- Data to process

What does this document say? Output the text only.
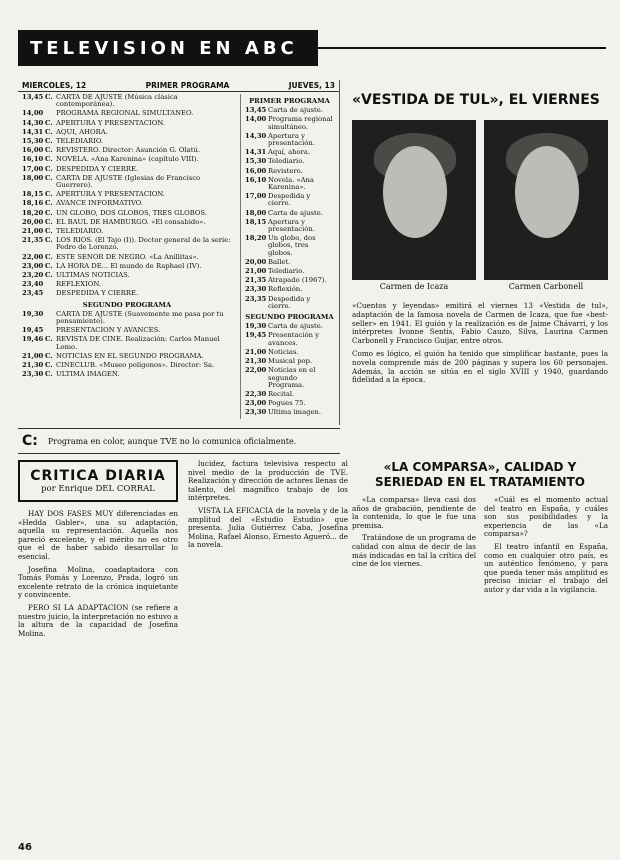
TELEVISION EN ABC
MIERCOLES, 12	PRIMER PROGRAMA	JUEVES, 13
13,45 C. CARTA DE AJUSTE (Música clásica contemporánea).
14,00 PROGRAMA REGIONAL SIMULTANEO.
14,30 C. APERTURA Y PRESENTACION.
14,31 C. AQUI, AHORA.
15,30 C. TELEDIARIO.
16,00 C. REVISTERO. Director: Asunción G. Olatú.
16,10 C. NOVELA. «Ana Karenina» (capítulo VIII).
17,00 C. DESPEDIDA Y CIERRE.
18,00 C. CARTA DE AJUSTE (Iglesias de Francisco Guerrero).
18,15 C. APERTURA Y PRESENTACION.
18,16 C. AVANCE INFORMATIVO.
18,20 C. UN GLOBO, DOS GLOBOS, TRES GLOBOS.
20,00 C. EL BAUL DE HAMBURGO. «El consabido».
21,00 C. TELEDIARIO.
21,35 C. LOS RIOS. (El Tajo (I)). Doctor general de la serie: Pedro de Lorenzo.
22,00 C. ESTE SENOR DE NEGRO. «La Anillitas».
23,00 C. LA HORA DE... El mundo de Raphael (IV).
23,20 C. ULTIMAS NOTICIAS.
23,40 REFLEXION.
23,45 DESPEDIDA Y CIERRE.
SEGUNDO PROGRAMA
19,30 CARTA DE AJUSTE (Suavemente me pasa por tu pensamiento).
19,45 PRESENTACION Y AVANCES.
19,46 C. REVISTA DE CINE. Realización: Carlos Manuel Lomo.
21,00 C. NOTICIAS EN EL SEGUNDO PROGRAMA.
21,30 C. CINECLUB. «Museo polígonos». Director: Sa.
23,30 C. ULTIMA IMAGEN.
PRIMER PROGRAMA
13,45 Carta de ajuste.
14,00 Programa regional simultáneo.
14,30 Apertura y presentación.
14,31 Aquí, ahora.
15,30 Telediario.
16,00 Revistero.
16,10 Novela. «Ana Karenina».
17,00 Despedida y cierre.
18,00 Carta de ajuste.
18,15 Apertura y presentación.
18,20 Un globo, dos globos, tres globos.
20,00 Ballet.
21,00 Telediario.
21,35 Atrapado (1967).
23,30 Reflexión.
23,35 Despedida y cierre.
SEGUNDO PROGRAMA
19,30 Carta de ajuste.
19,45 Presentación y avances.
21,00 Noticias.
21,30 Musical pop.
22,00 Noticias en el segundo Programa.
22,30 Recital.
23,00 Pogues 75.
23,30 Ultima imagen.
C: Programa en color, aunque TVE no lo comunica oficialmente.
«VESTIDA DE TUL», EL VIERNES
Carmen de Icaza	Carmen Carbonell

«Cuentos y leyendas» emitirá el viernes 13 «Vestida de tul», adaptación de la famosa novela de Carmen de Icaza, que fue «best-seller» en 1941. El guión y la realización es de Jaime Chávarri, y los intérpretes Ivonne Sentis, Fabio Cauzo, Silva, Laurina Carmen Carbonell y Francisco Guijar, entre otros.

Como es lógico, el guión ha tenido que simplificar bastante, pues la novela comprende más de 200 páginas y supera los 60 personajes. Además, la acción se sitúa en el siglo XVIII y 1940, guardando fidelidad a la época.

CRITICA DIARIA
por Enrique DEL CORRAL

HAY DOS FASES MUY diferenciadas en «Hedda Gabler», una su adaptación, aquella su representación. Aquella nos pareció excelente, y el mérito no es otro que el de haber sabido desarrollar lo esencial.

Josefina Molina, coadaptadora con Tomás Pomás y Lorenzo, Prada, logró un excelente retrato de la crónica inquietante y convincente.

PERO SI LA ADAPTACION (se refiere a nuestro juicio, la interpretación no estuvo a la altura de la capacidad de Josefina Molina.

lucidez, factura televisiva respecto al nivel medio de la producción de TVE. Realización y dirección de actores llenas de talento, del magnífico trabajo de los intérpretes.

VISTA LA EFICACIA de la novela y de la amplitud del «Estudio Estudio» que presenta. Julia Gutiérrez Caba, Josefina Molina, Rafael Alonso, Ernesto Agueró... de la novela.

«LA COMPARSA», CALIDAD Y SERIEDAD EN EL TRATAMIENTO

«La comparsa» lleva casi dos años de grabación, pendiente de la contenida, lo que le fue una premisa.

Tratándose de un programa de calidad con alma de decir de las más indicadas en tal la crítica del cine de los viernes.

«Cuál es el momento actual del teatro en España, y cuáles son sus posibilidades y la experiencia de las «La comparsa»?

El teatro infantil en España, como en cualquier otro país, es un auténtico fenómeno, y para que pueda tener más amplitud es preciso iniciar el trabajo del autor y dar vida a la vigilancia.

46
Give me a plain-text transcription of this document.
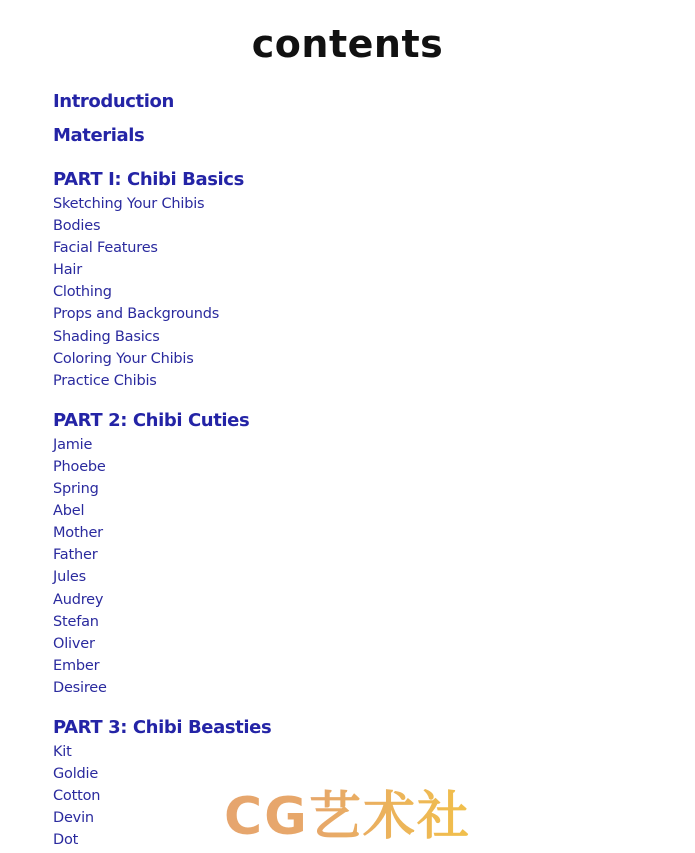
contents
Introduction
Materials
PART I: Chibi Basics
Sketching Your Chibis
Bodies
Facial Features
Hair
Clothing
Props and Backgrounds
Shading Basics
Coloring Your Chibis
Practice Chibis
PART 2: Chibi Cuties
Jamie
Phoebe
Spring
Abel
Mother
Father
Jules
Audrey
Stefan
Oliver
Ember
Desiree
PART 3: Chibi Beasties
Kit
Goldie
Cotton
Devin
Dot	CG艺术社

- Stated goal
Restate verbatim the lines running from the line with "Give me a plain-text" through the end of the material; both ends count, and images are omitted.

- Complete response
Give me a plain-text transcription of this document.
contents
Introduction
Materials
PART I: Chibi Basics
Sketching Your Chibis
Bodies
Facial Features
Hair
Clothing
Props and Backgrounds
Shading Basics
Coloring Your Chibis
Practice Chibis
PART 2: Chibi Cuties
Jamie
Phoebe
Spring
Abel
Mother
Father
Jules
Audrey
Stefan
Oliver
Ember
Desiree
PART 3: Chibi Beasties
Kit
Goldie
Cotton
Devin
Dot	CG艺术社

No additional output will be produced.